╭──

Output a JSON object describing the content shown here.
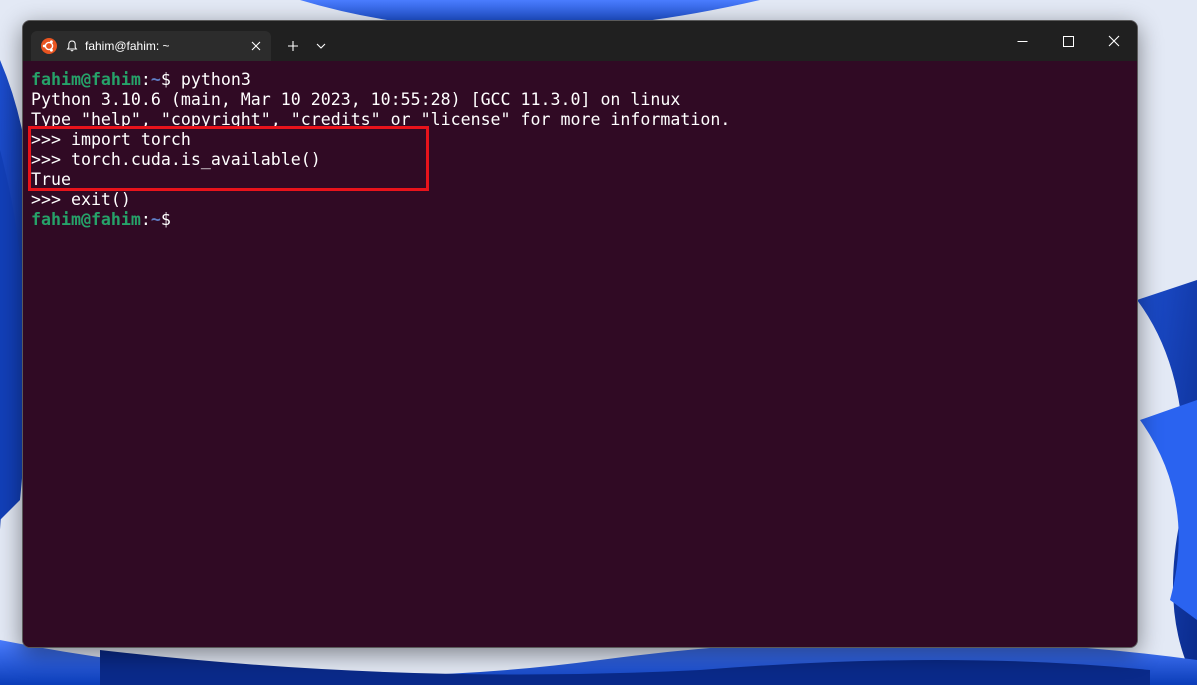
{
  "colors": {
    "terminal_bg": "#300a24",
    "prompt_user": "#26a269",
    "prompt_path": "#5e7cc4",
    "highlight": "#e8131b",
    "titlebar": "#202020"
  },
  "tab": {
    "title": "fahim@fahim: ~",
    "icon": "ubuntu-icon",
    "bell_icon": "bell-icon",
    "close_icon": "close-icon"
  },
  "titlebar": {
    "new_tab_icon": "plus-icon",
    "dropdown_icon": "chevron-down-icon",
    "minimize_icon": "minimize-icon",
    "maximize_icon": "maximize-icon",
    "close_icon": "close-icon"
  },
  "terminal": {
    "lines": [
      {
        "user": "fahim@fahim",
        "sep": ":",
        "path": "~",
        "sym": "$ ",
        "text": "python3"
      },
      {
        "text": "Python 3.10.6 (main, Mar 10 2023, 10:55:28) [GCC 11.3.0] on linux"
      },
      {
        "text": "Type \"help\", \"copyright\", \"credits\" or \"license\" for more information."
      },
      {
        "text": ">>> import torch"
      },
      {
        "text": ">>> torch.cuda.is_available()"
      },
      {
        "text": "True"
      },
      {
        "text": ">>> exit()"
      },
      {
        "user": "fahim@fahim",
        "sep": ":",
        "path": "~",
        "sym": "$",
        "text": ""
      }
    ]
  }
}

╰──

▶ **To be done**
Repeat the material above in full and unchanged, minus its images.

▶ **Solution to the problem**
Output a JSON object describing the content shown here.
{
  "colors": {
    "terminal_bg": "#300a24",
    "prompt_user": "#26a269",
    "prompt_path": "#5e7cc4",
    "highlight": "#e8131b",
    "titlebar": "#202020"
  },
  "tab": {
    "title": "fahim@fahim: ~",
    "icon": "ubuntu-icon",
    "bell_icon": "bell-icon",
    "close_icon": "close-icon"
  },
  "titlebar": {
    "new_tab_icon": "plus-icon",
    "dropdown_icon": "chevron-down-icon",
    "minimize_icon": "minimize-icon",
    "maximize_icon": "maximize-icon",
    "close_icon": "close-icon"
  },
  "terminal": {
    "lines": [
      {
        "user": "fahim@fahim",
        "sep": ":",
        "path": "~",
        "sym": "$ ",
        "text": "python3"
      },
      {
        "text": "Python 3.10.6 (main, Mar 10 2023, 10:55:28) [GCC 11.3.0] on linux"
      },
      {
        "text": "Type \"help\", \"copyright\", \"credits\" or \"license\" for more information."
      },
      {
        "text": ">>> import torch"
      },
      {
        "text": ">>> torch.cuda.is_available()"
      },
      {
        "text": "True"
      },
      {
        "text": ">>> exit()"
      },
      {
        "user": "fahim@fahim",
        "sep": ":",
        "path": "~",
        "sym": "$",
        "text": ""
      }
    ]
  }
}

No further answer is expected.